■ **Supplied records**
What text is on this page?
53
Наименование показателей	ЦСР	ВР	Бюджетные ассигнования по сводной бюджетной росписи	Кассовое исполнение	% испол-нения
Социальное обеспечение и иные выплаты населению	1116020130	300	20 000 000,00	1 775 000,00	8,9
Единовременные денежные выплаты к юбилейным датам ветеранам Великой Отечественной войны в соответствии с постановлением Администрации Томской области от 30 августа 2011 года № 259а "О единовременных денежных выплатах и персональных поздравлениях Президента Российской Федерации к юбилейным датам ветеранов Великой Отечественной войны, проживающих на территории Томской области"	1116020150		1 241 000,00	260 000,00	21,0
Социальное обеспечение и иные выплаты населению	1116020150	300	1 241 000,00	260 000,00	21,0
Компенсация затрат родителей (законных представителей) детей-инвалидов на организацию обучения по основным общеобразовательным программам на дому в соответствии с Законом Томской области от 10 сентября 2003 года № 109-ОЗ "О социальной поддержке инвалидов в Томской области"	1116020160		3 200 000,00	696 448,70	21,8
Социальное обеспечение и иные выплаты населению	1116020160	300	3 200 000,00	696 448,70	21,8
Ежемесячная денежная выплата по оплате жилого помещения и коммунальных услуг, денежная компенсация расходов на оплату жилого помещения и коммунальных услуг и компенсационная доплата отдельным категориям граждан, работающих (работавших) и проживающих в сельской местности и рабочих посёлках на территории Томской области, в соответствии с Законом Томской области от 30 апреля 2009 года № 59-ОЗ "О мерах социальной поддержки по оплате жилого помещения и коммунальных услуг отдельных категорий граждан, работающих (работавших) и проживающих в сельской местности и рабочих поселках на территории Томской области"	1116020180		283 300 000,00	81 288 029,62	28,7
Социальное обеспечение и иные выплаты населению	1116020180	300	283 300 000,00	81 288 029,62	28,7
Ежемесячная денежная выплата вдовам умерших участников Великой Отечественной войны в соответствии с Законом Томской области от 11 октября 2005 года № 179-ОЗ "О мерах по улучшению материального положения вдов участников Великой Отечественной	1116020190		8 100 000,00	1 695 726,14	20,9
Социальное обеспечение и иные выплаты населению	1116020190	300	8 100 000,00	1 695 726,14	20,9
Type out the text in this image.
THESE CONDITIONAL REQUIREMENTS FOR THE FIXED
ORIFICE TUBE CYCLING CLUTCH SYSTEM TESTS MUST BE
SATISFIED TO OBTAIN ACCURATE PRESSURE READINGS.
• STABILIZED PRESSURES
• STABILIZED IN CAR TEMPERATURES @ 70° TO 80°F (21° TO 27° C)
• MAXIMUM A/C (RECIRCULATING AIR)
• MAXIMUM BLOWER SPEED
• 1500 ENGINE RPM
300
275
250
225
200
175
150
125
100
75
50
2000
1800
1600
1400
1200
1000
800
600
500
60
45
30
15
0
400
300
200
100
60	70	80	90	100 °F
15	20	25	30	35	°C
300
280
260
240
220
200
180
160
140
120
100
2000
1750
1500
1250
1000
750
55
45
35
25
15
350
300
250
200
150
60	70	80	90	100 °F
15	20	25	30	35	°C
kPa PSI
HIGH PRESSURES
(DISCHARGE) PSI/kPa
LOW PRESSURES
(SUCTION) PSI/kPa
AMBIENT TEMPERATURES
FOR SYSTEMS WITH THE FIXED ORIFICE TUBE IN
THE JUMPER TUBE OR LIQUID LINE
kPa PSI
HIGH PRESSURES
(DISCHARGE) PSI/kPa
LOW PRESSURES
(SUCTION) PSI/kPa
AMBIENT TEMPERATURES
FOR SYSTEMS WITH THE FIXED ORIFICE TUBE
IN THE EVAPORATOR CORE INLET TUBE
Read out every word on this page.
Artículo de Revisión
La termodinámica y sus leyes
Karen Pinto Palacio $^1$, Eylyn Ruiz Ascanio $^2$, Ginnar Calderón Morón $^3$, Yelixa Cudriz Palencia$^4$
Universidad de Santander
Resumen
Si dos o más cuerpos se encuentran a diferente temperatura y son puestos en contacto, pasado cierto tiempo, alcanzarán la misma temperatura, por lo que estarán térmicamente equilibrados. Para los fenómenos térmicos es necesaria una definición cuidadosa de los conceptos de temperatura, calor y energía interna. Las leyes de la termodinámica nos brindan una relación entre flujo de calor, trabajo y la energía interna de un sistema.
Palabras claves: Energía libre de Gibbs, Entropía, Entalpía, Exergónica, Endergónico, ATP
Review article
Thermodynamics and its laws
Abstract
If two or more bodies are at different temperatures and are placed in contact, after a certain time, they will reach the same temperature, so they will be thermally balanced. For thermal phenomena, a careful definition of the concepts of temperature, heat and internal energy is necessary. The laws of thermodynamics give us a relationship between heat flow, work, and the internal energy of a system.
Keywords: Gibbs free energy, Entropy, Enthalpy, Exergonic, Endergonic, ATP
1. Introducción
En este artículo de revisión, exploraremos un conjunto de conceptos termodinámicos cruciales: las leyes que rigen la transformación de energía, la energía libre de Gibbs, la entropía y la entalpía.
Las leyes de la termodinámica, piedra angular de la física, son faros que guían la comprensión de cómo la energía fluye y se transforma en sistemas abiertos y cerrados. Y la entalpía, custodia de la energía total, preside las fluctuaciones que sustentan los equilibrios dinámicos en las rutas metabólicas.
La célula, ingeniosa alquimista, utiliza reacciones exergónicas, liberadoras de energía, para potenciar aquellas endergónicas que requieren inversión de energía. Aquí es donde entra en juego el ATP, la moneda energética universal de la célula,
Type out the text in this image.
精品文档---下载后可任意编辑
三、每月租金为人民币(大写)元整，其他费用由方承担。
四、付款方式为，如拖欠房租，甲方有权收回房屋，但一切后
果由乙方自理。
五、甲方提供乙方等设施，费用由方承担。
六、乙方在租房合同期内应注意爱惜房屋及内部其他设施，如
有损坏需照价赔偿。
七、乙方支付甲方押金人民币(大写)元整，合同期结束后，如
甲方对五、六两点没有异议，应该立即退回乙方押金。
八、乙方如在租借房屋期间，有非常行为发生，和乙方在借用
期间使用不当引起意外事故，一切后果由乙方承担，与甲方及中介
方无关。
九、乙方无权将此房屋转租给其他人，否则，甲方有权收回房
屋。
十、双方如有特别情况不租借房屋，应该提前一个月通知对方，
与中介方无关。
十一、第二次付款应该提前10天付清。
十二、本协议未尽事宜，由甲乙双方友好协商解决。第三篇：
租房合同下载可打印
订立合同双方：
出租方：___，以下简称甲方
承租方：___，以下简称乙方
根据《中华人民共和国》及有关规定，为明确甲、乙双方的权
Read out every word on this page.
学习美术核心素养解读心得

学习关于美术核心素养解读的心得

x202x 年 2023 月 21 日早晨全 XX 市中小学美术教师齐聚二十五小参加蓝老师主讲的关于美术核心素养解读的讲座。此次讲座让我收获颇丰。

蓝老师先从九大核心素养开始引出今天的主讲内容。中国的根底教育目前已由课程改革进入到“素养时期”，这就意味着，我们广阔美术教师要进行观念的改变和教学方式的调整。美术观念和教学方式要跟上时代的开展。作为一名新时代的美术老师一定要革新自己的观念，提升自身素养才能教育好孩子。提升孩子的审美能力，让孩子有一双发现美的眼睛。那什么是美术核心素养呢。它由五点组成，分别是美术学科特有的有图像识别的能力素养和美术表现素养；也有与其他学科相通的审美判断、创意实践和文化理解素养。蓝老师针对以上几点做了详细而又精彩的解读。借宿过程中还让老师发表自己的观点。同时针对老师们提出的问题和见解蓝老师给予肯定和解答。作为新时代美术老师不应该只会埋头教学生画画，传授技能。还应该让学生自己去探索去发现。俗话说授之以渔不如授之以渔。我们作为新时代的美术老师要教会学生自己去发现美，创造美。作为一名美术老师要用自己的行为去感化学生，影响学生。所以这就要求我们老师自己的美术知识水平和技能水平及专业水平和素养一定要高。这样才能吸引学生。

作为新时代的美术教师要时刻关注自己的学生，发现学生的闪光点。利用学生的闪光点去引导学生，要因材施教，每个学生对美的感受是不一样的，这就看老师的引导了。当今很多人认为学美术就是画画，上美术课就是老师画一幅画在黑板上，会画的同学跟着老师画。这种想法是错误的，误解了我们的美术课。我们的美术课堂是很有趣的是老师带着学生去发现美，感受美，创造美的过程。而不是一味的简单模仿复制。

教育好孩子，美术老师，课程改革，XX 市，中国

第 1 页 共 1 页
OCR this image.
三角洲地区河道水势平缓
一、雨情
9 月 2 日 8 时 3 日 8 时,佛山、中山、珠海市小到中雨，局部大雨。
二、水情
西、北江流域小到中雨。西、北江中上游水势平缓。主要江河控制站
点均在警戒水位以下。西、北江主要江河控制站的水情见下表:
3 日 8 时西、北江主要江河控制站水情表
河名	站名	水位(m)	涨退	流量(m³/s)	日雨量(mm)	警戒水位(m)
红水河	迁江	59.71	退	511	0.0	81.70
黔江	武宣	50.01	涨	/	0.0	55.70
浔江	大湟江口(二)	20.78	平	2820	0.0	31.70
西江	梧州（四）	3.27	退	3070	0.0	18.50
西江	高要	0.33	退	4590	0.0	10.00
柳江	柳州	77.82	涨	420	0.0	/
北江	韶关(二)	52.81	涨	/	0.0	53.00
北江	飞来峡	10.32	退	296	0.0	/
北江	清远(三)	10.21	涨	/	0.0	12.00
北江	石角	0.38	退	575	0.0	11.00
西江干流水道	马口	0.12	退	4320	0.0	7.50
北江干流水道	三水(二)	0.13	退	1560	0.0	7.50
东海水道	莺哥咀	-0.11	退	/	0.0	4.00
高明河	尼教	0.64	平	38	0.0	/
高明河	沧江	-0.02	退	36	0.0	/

■ **Task objective**
Choose all lines containing the string "WITH" and copy them out.

■ **The response**
FOR SYSTEMS WITH THE FIXED ORIFICE TUBE IN
FOR SYSTEMS WITH THE FIXED ORIFICE TUBE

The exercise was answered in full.